** begin **

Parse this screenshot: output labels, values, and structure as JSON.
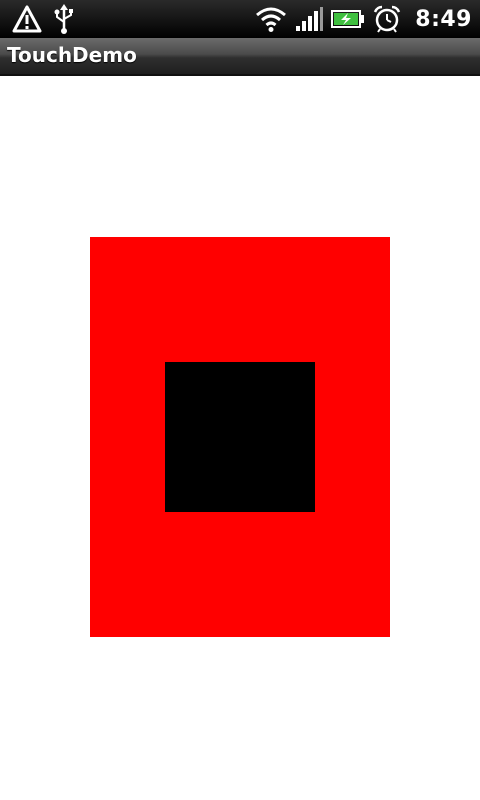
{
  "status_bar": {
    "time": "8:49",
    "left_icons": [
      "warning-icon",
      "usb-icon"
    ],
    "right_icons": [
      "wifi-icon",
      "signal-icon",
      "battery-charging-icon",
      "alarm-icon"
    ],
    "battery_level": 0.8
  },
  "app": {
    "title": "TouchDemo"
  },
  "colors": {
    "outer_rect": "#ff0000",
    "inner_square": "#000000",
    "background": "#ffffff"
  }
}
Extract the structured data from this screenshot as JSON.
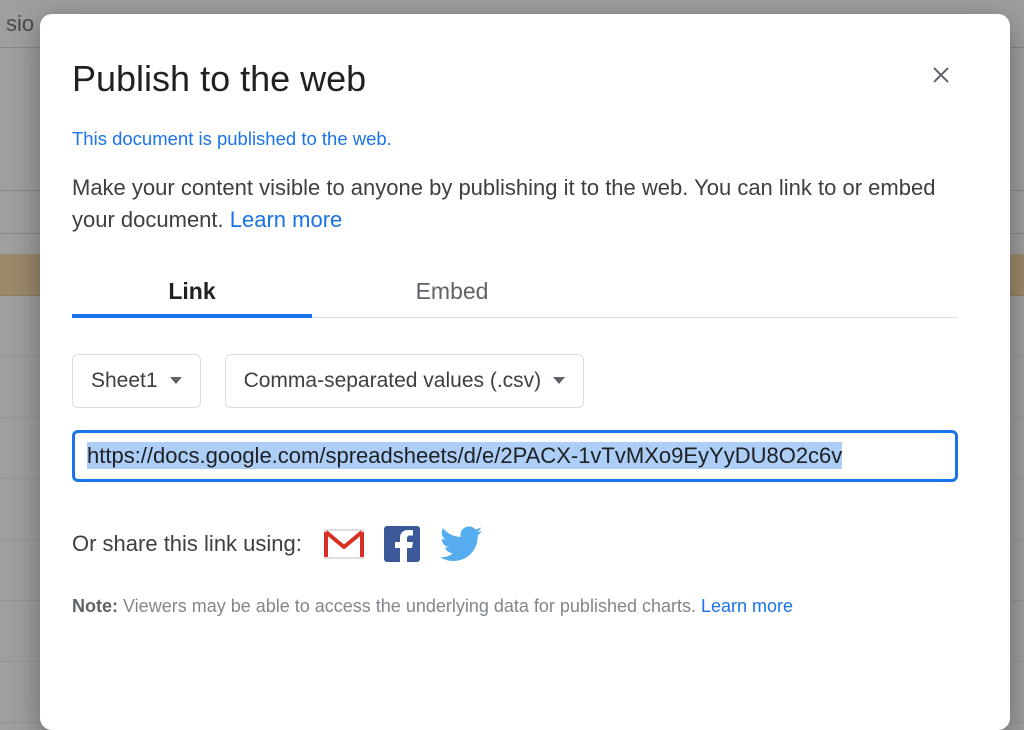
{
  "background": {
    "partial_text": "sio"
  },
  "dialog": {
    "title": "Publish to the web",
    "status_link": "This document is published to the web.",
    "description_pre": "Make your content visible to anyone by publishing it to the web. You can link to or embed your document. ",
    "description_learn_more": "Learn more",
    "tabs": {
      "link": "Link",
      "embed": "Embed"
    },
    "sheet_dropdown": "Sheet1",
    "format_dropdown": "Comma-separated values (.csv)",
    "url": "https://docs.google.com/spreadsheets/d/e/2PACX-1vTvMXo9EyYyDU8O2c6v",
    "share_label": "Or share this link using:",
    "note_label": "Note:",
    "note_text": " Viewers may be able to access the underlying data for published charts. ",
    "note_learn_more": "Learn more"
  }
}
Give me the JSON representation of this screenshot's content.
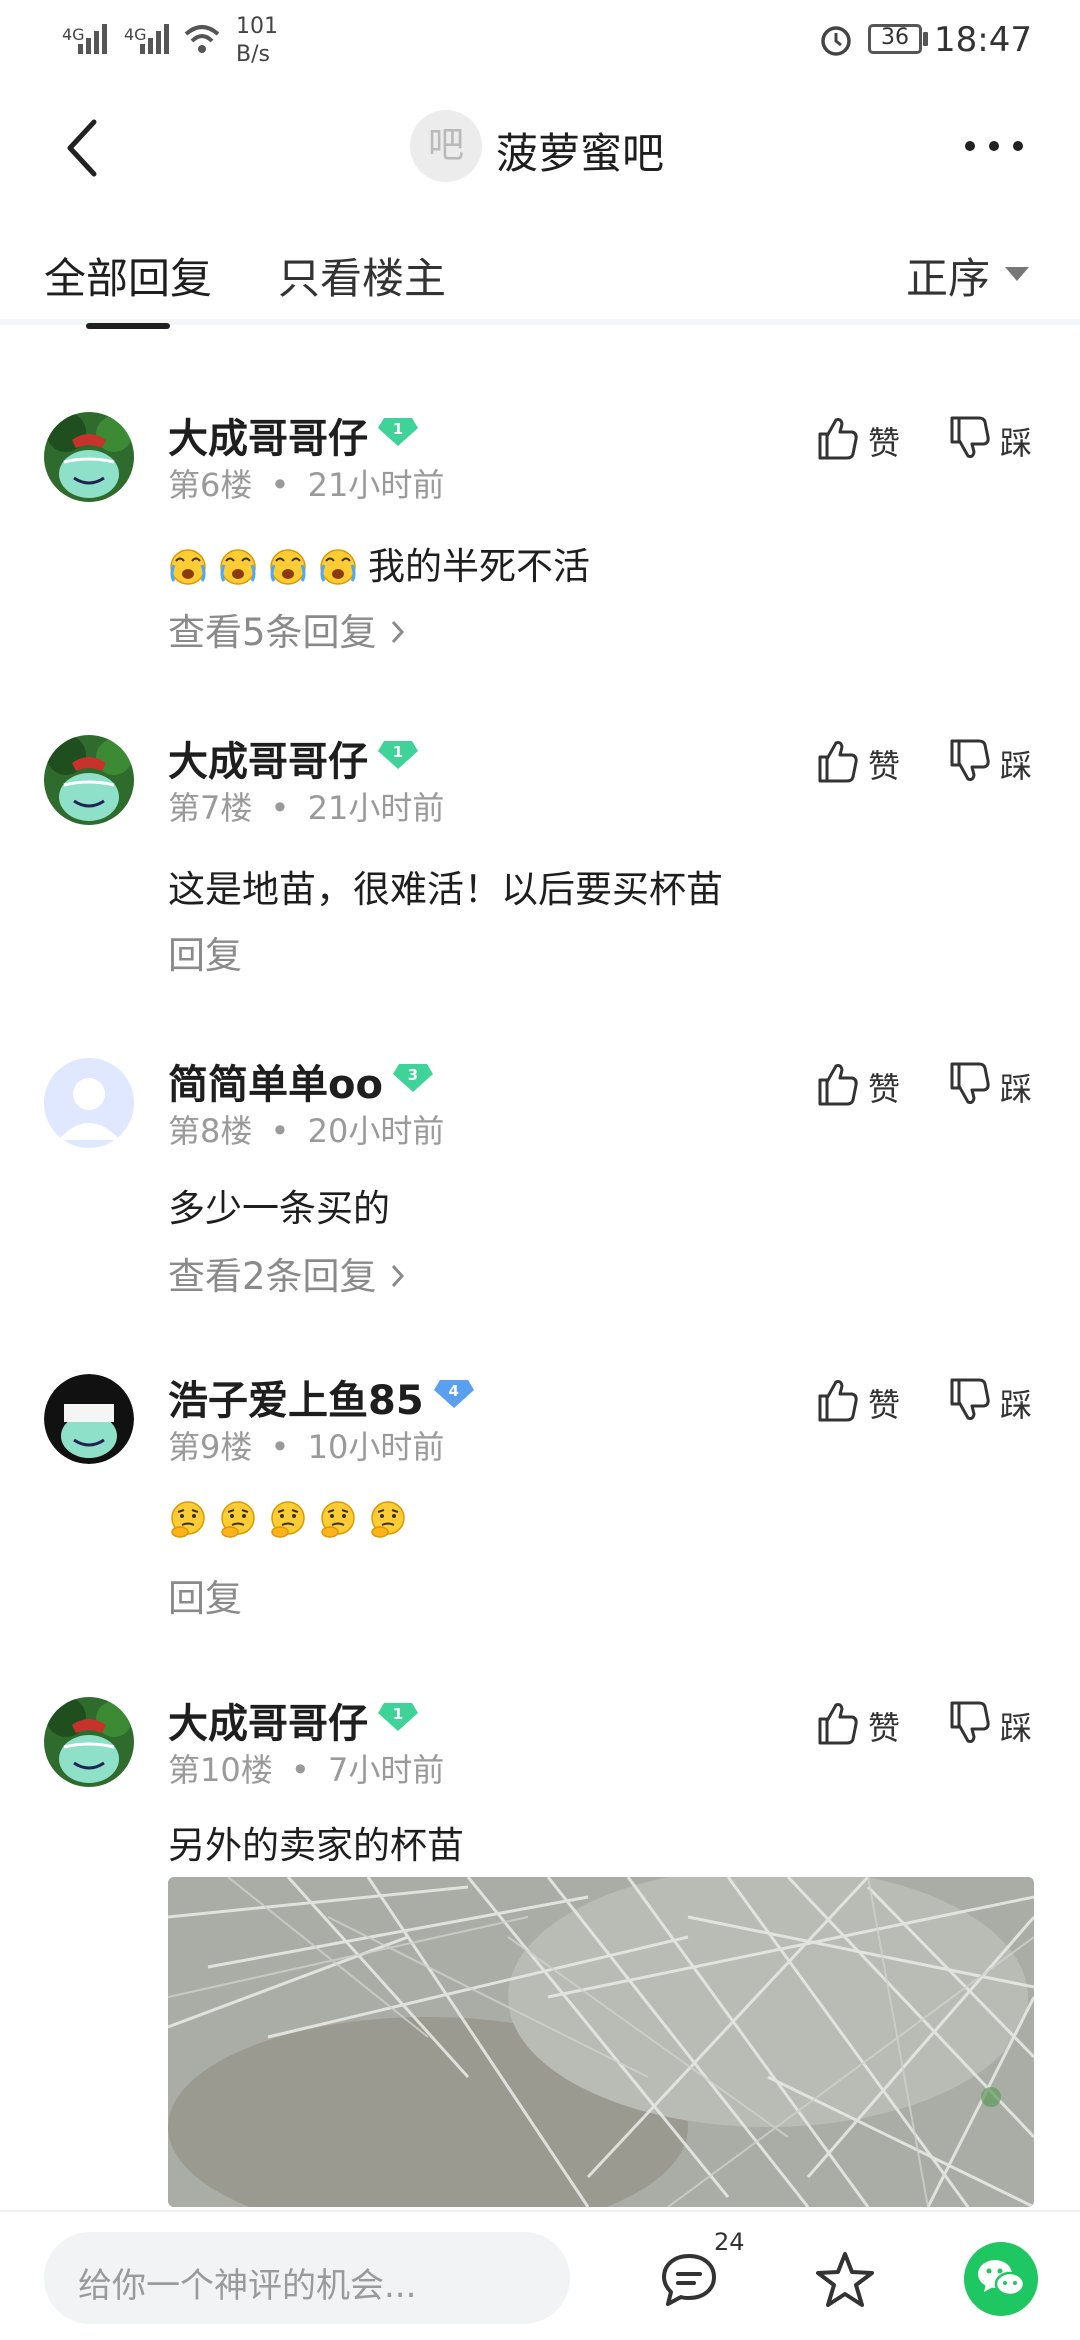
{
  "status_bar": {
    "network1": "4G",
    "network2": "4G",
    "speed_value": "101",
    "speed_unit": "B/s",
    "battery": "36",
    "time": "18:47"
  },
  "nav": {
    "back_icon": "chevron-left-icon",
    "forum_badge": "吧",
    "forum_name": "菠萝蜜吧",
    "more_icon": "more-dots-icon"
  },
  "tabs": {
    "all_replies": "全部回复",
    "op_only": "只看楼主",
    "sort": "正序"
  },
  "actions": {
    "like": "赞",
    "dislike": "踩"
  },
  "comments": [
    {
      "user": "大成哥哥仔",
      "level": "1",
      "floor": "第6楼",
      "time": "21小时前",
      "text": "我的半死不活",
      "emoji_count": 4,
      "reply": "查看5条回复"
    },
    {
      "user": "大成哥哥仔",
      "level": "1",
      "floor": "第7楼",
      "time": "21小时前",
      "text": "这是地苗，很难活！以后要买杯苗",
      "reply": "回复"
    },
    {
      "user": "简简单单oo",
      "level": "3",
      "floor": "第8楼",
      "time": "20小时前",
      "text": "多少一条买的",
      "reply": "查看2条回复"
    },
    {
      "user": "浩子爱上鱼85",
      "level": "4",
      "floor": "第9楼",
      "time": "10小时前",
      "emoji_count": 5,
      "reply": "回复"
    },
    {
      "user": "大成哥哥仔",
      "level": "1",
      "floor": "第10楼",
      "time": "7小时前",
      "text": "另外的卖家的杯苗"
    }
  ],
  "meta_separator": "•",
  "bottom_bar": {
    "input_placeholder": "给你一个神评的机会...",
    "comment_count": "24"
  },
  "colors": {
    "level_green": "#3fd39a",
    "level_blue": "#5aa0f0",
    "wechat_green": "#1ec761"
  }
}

** end **

Print out the whole of the material word for word, without pictures.

Parse this screenshot: output labels, values, and structure as JSON.
{
  "status_bar": {
    "time": "8:49",
    "left_icons": [
      "warning-icon",
      "usb-icon"
    ],
    "right_icons": [
      "wifi-icon",
      "signal-icon",
      "battery-charging-icon",
      "alarm-icon"
    ],
    "battery_level": 0.8
  },
  "app": {
    "title": "TouchDemo"
  },
  "colors": {
    "outer_rect": "#ff0000",
    "inner_square": "#000000",
    "background": "#ffffff"
  }
}
Extract the structured data from this screenshot as JSON.
{
  "background": {
    "partial_text": "sio"
  },
  "dialog": {
    "title": "Publish to the web",
    "status_link": "This document is published to the web.",
    "description_pre": "Make your content visible to anyone by publishing it to the web. You can link to or embed your document. ",
    "description_learn_more": "Learn more",
    "tabs": {
      "link": "Link",
      "embed": "Embed"
    },
    "sheet_dropdown": "Sheet1",
    "format_dropdown": "Comma-separated values (.csv)",
    "url": "https://docs.google.com/spreadsheets/d/e/2PACX-1vTvMXo9EyYyDU8O2c6v",
    "share_label": "Or share this link using:",
    "note_label": "Note:",
    "note_text": " Viewers may be able to access the underlying data for published charts. ",
    "note_learn_more": "Learn more"
  }
}
Give me the JSON representation of this screenshot's content.
{
  "status_bar": {
    "network1": "4G",
    "network2": "4G",
    "speed_value": "101",
    "speed_unit": "B/s",
    "battery": "36",
    "time": "18:47"
  },
  "nav": {
    "back_icon": "chevron-left-icon",
    "forum_badge": "吧",
    "forum_name": "菠萝蜜吧",
    "more_icon": "more-dots-icon"
  },
  "tabs": {
    "all_replies": "全部回复",
    "op_only": "只看楼主",
    "sort": "正序"
  },
  "actions": {
    "like": "赞",
    "dislike": "踩"
  },
  "comments": [
    {
      "user": "大成哥哥仔",
      "level": "1",
      "floor": "第6楼",
      "time": "21小时前",
      "text": "我的半死不活",
      "emoji_count": 4,
      "reply": "查看5条回复"
    },
    {
      "user": "大成哥哥仔",
      "level": "1",
      "floor": "第7楼",
      "time": "21小时前",
      "text": "这是地苗，很难活！以后要买杯苗",
      "reply": "回复"
    },
    {
      "user": "简简单单oo",
      "level": "3",
      "floor": "第8楼",
      "time": "20小时前",
      "text": "多少一条买的",
      "reply": "查看2条回复"
    },
    {
      "user": "浩子爱上鱼85",
      "level": "4",
      "floor": "第9楼",
      "time": "10小时前",
      "emoji_count": 5,
      "reply": "回复"
    },
    {
      "user": "大成哥哥仔",
      "level": "1",
      "floor": "第10楼",
      "time": "7小时前",
      "text": "另外的卖家的杯苗"
    }
  ],
  "meta_separator": "•",
  "bottom_bar": {
    "input_placeholder": "给你一个神评的机会...",
    "comment_count": "24"
  },
  "colors": {
    "level_green": "#3fd39a",
    "level_blue": "#5aa0f0",
    "wechat_green": "#1ec761"
  }
}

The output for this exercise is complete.